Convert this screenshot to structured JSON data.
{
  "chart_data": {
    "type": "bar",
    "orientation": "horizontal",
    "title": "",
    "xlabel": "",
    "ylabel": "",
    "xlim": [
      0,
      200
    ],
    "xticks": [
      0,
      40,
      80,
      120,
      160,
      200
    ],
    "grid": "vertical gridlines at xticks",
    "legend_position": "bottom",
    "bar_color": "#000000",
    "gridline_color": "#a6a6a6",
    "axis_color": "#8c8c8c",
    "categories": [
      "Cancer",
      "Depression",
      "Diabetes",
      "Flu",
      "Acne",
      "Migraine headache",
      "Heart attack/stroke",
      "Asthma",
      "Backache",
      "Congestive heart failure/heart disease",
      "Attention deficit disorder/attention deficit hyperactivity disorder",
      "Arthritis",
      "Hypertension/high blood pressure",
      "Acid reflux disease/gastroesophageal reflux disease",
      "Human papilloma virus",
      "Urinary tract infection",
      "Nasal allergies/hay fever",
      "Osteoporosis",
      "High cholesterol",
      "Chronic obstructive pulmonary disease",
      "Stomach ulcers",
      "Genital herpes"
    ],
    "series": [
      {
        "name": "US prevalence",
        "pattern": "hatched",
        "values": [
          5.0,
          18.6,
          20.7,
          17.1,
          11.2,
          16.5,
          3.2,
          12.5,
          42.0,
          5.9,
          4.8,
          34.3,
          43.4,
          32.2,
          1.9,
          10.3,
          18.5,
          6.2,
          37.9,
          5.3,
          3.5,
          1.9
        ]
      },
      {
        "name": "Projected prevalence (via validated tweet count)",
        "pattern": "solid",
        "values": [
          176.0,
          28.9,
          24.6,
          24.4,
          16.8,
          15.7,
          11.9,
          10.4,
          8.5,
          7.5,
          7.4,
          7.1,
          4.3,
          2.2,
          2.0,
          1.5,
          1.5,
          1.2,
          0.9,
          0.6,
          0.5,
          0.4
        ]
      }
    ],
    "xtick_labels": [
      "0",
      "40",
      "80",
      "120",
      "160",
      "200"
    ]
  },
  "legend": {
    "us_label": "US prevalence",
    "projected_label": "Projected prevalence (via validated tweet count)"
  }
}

• **Directions for this task**
Find each line in the listing above that contains "prevalence", and copy that line.

• **Response to the task**
        "name": "US prevalence",
        "name": "Projected prevalence (via validated tweet count)",
    "us_label": "US prevalence",
    "projected_label": "Projected prevalence (via validated tweet count)"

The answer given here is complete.